#### [What you are asked to do]
Pick out all lines in the listing holding the string "Payment" and copy them.

┌─ Provided records

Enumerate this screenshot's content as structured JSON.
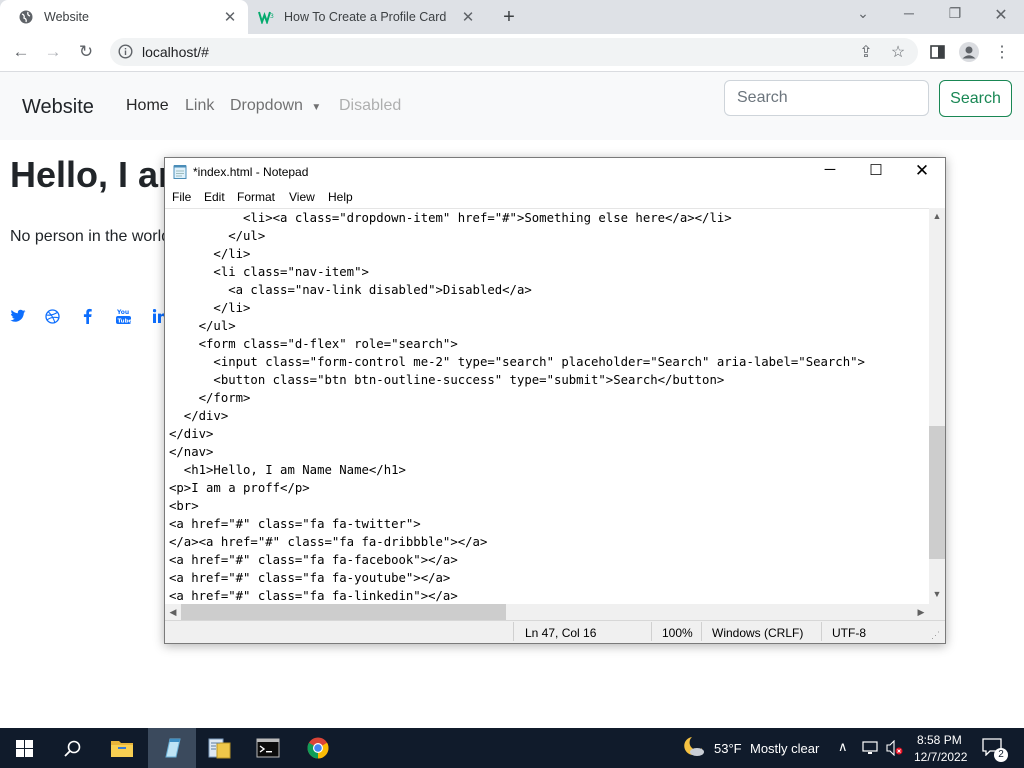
{
  "browser": {
    "tabs": [
      {
        "title": "Website",
        "active": true
      },
      {
        "title": "How To Create a Profile Card",
        "active": false
      }
    ],
    "url": "localhost/#"
  },
  "page": {
    "brand": "Website",
    "nav": [
      "Home",
      "Link",
      "Dropdown",
      "Disabled"
    ],
    "search_placeholder": "Search",
    "search_button": "Search",
    "hero_title": "Hello, I am Name Name",
    "hero_text": "No person in the world"
  },
  "notepad": {
    "title": "*index.html - Notepad",
    "menu": [
      "File",
      "Edit",
      "Format",
      "View",
      "Help"
    ],
    "code": "          <li><a class=\"dropdown-item\" href=\"#\">Something else here</a></li>\n        </ul>\n      </li>\n      <li class=\"nav-item\">\n        <a class=\"nav-link disabled\">Disabled</a>\n      </li>\n    </ul>\n    <form class=\"d-flex\" role=\"search\">\n      <input class=\"form-control me-2\" type=\"search\" placeholder=\"Search\" aria-label=\"Search\">\n      <button class=\"btn btn-outline-success\" type=\"submit\">Search</button>\n    </form>\n  </div>\n</div>\n</nav>\n  <h1>Hello, I am Name Name</h1>\n<p>I am a proff</p>\n<br>\n<a href=\"#\" class=\"fa fa-twitter\">\n</a><a href=\"#\" class=\"fa fa-dribbble\"></a>\n<a href=\"#\" class=\"fa fa-facebook\"></a>\n<a href=\"#\" class=\"fa fa-youtube\"></a>\n<a href=\"#\" class=\"fa fa-linkedin\"></a>",
    "status": {
      "position": "Ln 47, Col 16",
      "zoom": "100%",
      "line_ending": "Windows (CRLF)",
      "encoding": "UTF-8"
    }
  },
  "taskbar": {
    "weather_temp": "53°F",
    "weather_desc": "Mostly clear",
    "time": "8:58 PM",
    "date": "12/7/2022",
    "notifications": "2"
  },
  "colors": {
    "accent_success": "#198754",
    "link_blue": "#0d6efd",
    "taskbar": "#101b2b"
  }
}
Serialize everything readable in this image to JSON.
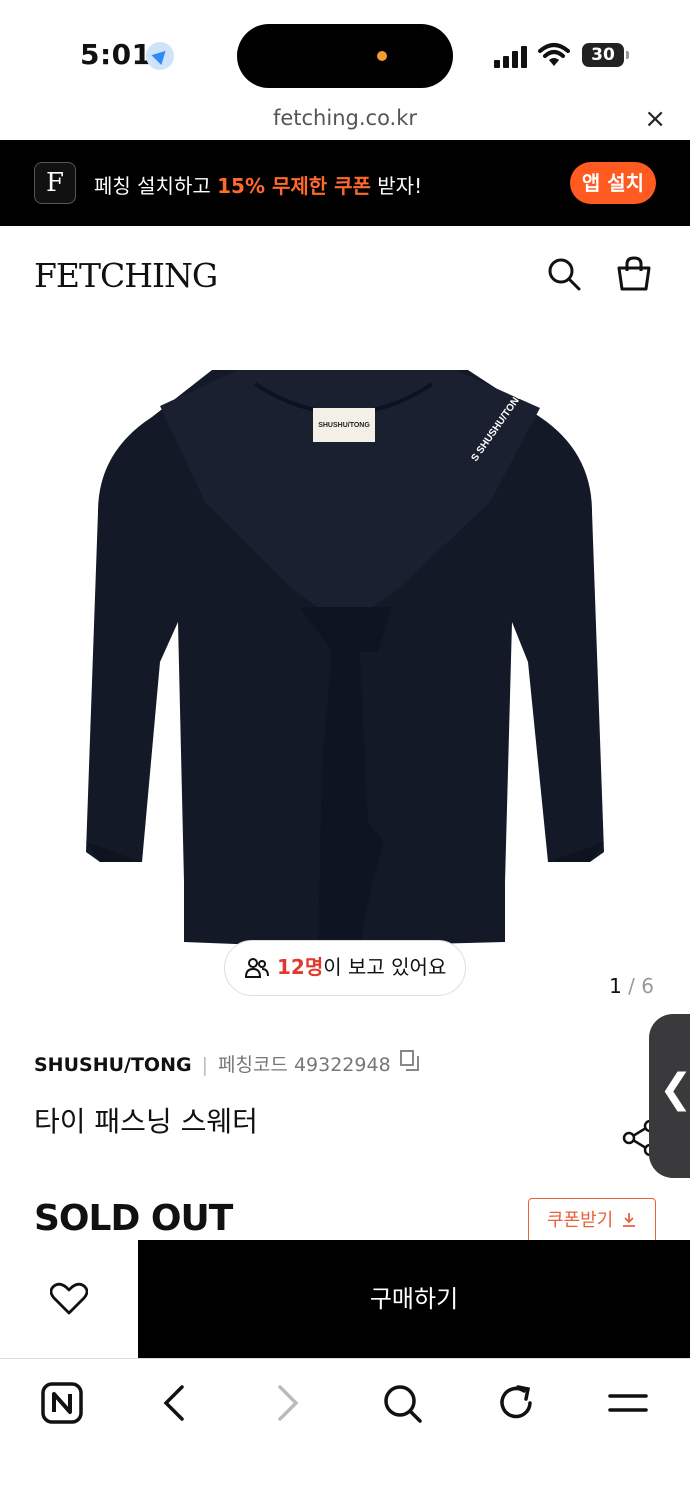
{
  "status_bar": {
    "time": "5:01",
    "battery": "30"
  },
  "browser": {
    "url": "fetching.co.kr",
    "close_glyph": "×"
  },
  "app_banner": {
    "logo_letter": "F",
    "message_prefix": "페칭 설치하고 ",
    "message_highlight": "15% 무제한 쿠폰",
    "message_suffix": " 받자!",
    "install_label": "앱 설치",
    "accent_color": "#ff5a1f"
  },
  "header": {
    "brand": "FETCHING",
    "icons": [
      "search-icon",
      "shopping-bag-icon"
    ]
  },
  "gallery": {
    "current": "1",
    "separator": " / ",
    "total": "6",
    "label_logo": "SHUSHU/TONG"
  },
  "viewers": {
    "count_text": "12명",
    "suffix": "이 보고 있어요"
  },
  "product": {
    "brand": "SHUSHU/TONG",
    "separator": "|",
    "code_label": "페칭코드 49322948",
    "name": "타이 패스닝 스웨터",
    "status": "SOLD OUT",
    "coupon_label": "쿠폰받기"
  },
  "purchase_bar": {
    "buy_label": "구매하기"
  },
  "toolbar": {
    "icons": [
      "naver-home-icon",
      "back-icon",
      "forward-icon",
      "search-icon",
      "refresh-icon",
      "menu-icon"
    ]
  }
}
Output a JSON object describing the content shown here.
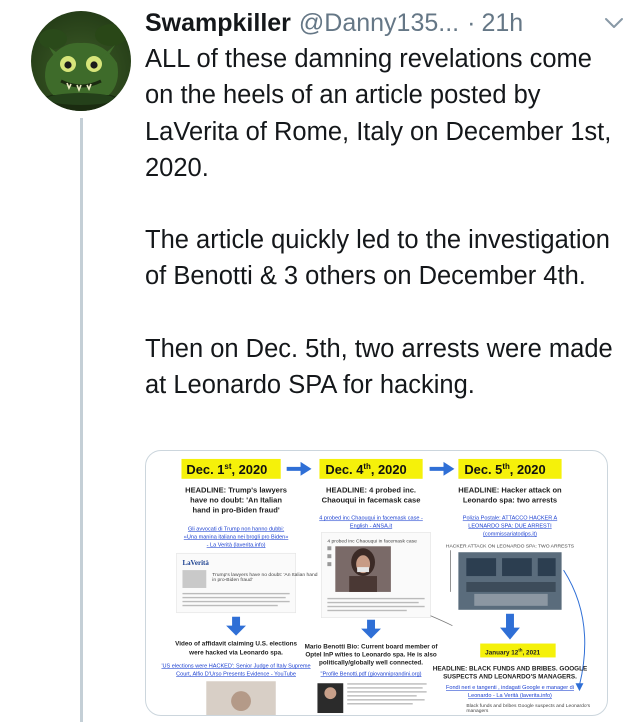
{
  "tweet": {
    "display_name": "Swampkiller",
    "handle": "@Danny135...",
    "separator": "·",
    "time": "21h",
    "paragraphs": [
      "ALL of these damning revelations come on the heels of an article posted by LaVerita of Rome, Italy on December 1st, 2020.",
      "The article quickly led to the investigation of Benotti & 3 others on December 4th.",
      "Then on Dec. 5th, two arrests were made at Leonardo SPA for hacking."
    ]
  },
  "media": {
    "col1": {
      "date_main": "Dec. 1",
      "date_sup": "st",
      "date_year": ", 2020",
      "headline": [
        "HEADLINE: Trump's lawyers",
        "have no doubt: 'An Italian",
        "hand in pro-Biden fraud'"
      ],
      "links": [
        "Gli avvocati di Trump non hanno dubbi:",
        "«Una manina italiana nei brogli pro Biden»",
        "- La Verità (laverita.info)"
      ],
      "logo": "LaVerità",
      "article_title": [
        "Trump's lawyers have no doubt: 'An Italian hand",
        "in pro-Biden fraud'"
      ],
      "caption": [
        "Video of affidavit claiming U.S. elections",
        "were hacked via Leonardo spa."
      ],
      "footer_links": [
        "'US elections were HACKED': Senior Judge of Italy Supreme",
        "Court, Alfio D'Urso Presents Evidence - YouTube"
      ]
    },
    "col2": {
      "date_main": "Dec. 4",
      "date_sup": "th",
      "date_year": ", 2020",
      "headline": [
        "HEADLINE: 4 probed inc.",
        "Chaouqui in facemask case"
      ],
      "links": [
        "4 probed inc Chaouqui in facemask case -",
        "English - ANSA.it"
      ],
      "inner_title": "4 probed inc Chaouqui in facemask case",
      "caption": [
        "Mario Benotti Bio: Current board member of",
        "Optel InP w/ties to Leonardo spa. He is also",
        "politically/globally well connected."
      ],
      "footer_links": [
        "\"Profile Benotti.pdf (giovanniprandini.org)"
      ]
    },
    "col3": {
      "date_main": "Dec. 5",
      "date_sup": "th",
      "date_year": ", 2020",
      "headline": [
        "HEADLINE: Hacker attack on",
        "Leonardo spa: two arrests"
      ],
      "links": [
        "Polizia Postale: ATTACCO HACKER A",
        "LEONARDO SPA: DUE ARRESTI",
        "(commissariatodips.it)"
      ],
      "inner_title": "HACKER ATTACK ON LEONARDO SPA: TWO ARRESTS",
      "date2_main": "January 12",
      "date2_sup": "th",
      "date2_year": ", 2021",
      "headline2": [
        "HEADLINE: BLACK FUNDS AND BRIBES. GOOGLE",
        "SUSPECTS AND LEONARDO'S MANAGERS."
      ],
      "links2": [
        "Fondi neri e tangenti , indagati Google e manager di",
        "Leonardo - La Verità (laverita.info)"
      ],
      "note": [
        "Black funds and bribes Google suspects and Leonardo's",
        "managers"
      ]
    },
    "colors": {
      "highlight": "#f5f10a",
      "arrow": "#2f6fd6",
      "link": "#1a3fd0"
    }
  }
}
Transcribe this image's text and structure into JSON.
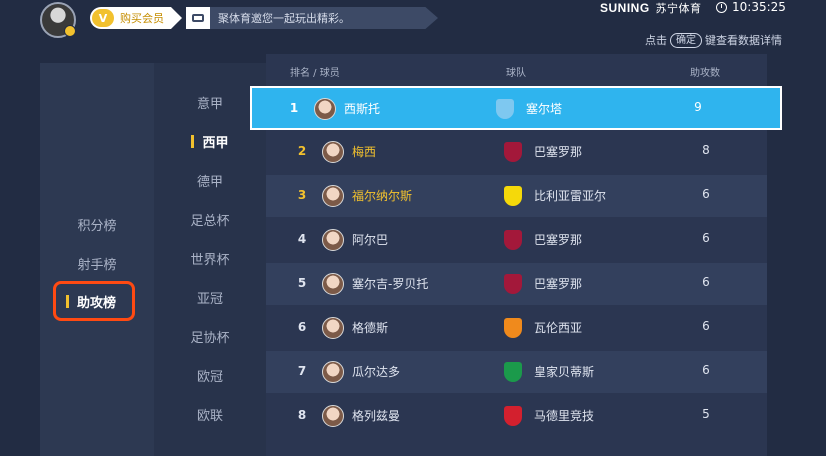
{
  "header": {
    "vip_badge": "V",
    "vip_label": "购买会员",
    "ticker_text": "聚体育邀您一起玩出精彩。",
    "brand_name": "SUNING",
    "brand_cn": "苏宁体育",
    "time": "10:35:25",
    "hint_prefix": "点击",
    "hint_key": "确定",
    "hint_suffix": "键查看数据详情"
  },
  "categories": [
    {
      "label": "积分榜"
    },
    {
      "label": "射手榜"
    },
    {
      "label": "助攻榜",
      "selected": true
    }
  ],
  "leagues": [
    {
      "label": "意甲"
    },
    {
      "label": "西甲",
      "active": true
    },
    {
      "label": "德甲"
    },
    {
      "label": "足总杯"
    },
    {
      "label": "世界杯"
    },
    {
      "label": "亚冠"
    },
    {
      "label": "足协杯"
    },
    {
      "label": "欧冠"
    },
    {
      "label": "欧联"
    }
  ],
  "table": {
    "col_rank_player": "排名 / 球员",
    "col_team": "球队",
    "col_assists": "助攻数",
    "rows": [
      {
        "rank": "1",
        "player": "西斯托",
        "team": "塞尔塔",
        "assists": "9",
        "crest_color": "#7ec8f0"
      },
      {
        "rank": "2",
        "player": "梅西",
        "team": "巴塞罗那",
        "assists": "8",
        "crest_color": "#a3183a"
      },
      {
        "rank": "3",
        "player": "福尔纳尔斯",
        "team": "比利亚雷亚尔",
        "assists": "6",
        "crest_color": "#f5d90a"
      },
      {
        "rank": "4",
        "player": "阿尔巴",
        "team": "巴塞罗那",
        "assists": "6",
        "crest_color": "#a3183a"
      },
      {
        "rank": "5",
        "player": "塞尔吉-罗贝托",
        "team": "巴塞罗那",
        "assists": "6",
        "crest_color": "#a3183a"
      },
      {
        "rank": "6",
        "player": "格德斯",
        "team": "瓦伦西亚",
        "assists": "6",
        "crest_color": "#f08a1c"
      },
      {
        "rank": "7",
        "player": "瓜尔达多",
        "team": "皇家贝蒂斯",
        "assists": "6",
        "crest_color": "#1b9a4b"
      },
      {
        "rank": "8",
        "player": "格列兹曼",
        "team": "马德里竞技",
        "assists": "5",
        "crest_color": "#d3202e"
      }
    ]
  }
}
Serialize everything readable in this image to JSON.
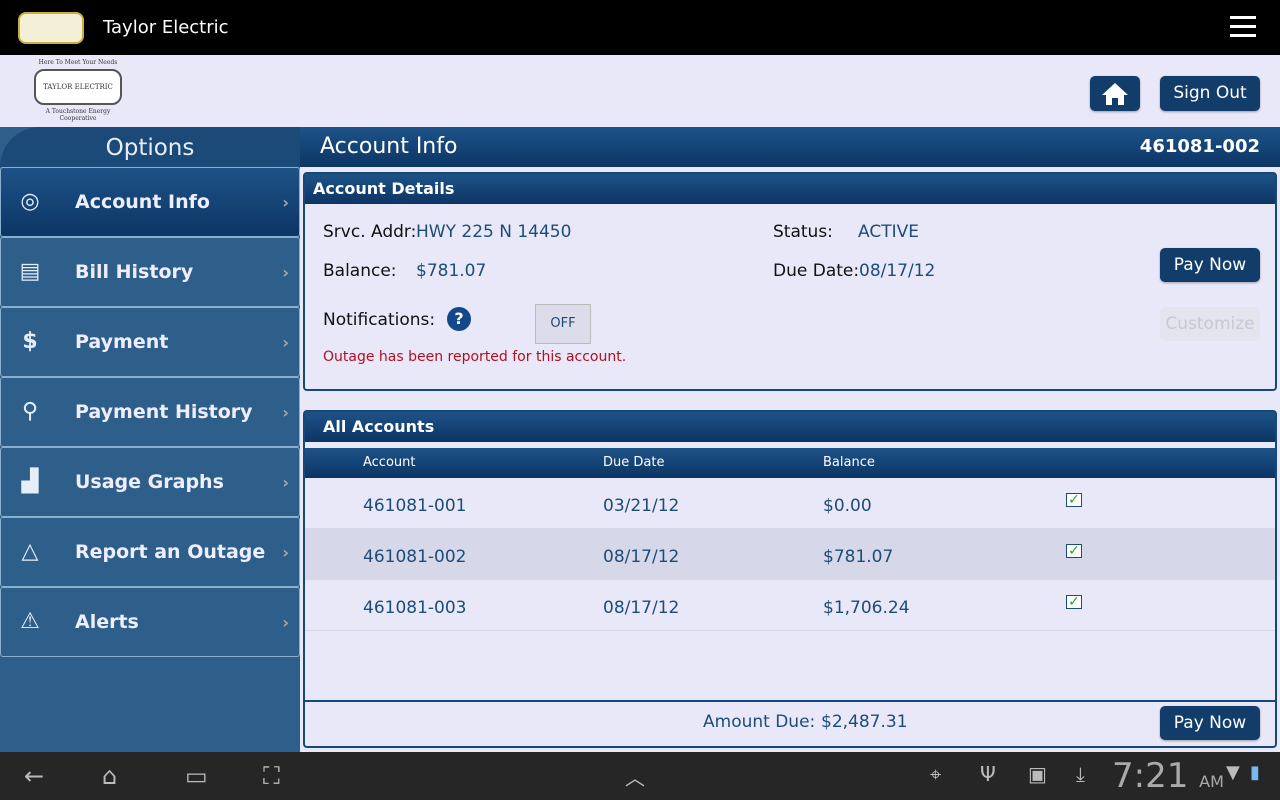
{
  "app": {
    "title": "Taylor Electric",
    "logo": "TAYLOR ELECTRIC Cooperative Inc"
  },
  "header": {
    "logo_tagline": "Here To Meet Your Needs",
    "logo_name": "TAYLOR ELECTRIC",
    "logo_sub": "A Touchstone Energy Cooperative",
    "home_icon": "home-icon",
    "sign_out": "Sign Out"
  },
  "sidebar": {
    "title": "Options",
    "items": [
      {
        "label": "Account Info",
        "icon": "user-icon"
      },
      {
        "label": "Bill History",
        "icon": "bill-icon"
      },
      {
        "label": "Payment",
        "icon": "dollar-icon"
      },
      {
        "label": "Payment History",
        "icon": "search-money-icon"
      },
      {
        "label": "Usage Graphs",
        "icon": "chart-icon"
      },
      {
        "label": "Report an Outage",
        "icon": "lightning-warning-icon"
      },
      {
        "label": "Alerts",
        "icon": "alert-icon"
      }
    ]
  },
  "main": {
    "title": "Account Info",
    "account_number": "461081-002"
  },
  "details": {
    "title": "Account Details",
    "srvc_label": "Srvc. Addr:",
    "srvc_value": "HWY 225 N 14450",
    "status_label": "Status:",
    "status_value": "ACTIVE",
    "balance_label": "Balance:",
    "balance_value": "$781.07",
    "due_label": "Due Date:",
    "due_value": "08/17/12",
    "pay_now": "Pay Now",
    "notifications_label": "Notifications:",
    "toggle": "OFF",
    "customize": "Customize",
    "outage_msg": "Outage has been reported for this account."
  },
  "accounts": {
    "title": "All Accounts",
    "columns": [
      "Account",
      "Due Date",
      "Balance"
    ],
    "rows": [
      {
        "account": "461081-001",
        "due": "03/21/12",
        "balance": "$0.00",
        "checked": true
      },
      {
        "account": "461081-002",
        "due": "08/17/12",
        "balance": "$781.07",
        "checked": true
      },
      {
        "account": "461081-003",
        "due": "08/17/12",
        "balance": "$1,706.24",
        "checked": true
      }
    ],
    "amount_due_label": "Amount Due:",
    "amount_due": "$2,487.31",
    "pay_now": "Pay Now"
  },
  "system": {
    "time": "7:21",
    "ampm": "AM"
  },
  "colors": {
    "brand": "#123c6a",
    "sidebar": "#2e5e8a",
    "warning": "#b01020"
  }
}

└─

#### [Answer for this exercise]
        "label": "Payment",
        "label": "Payment History",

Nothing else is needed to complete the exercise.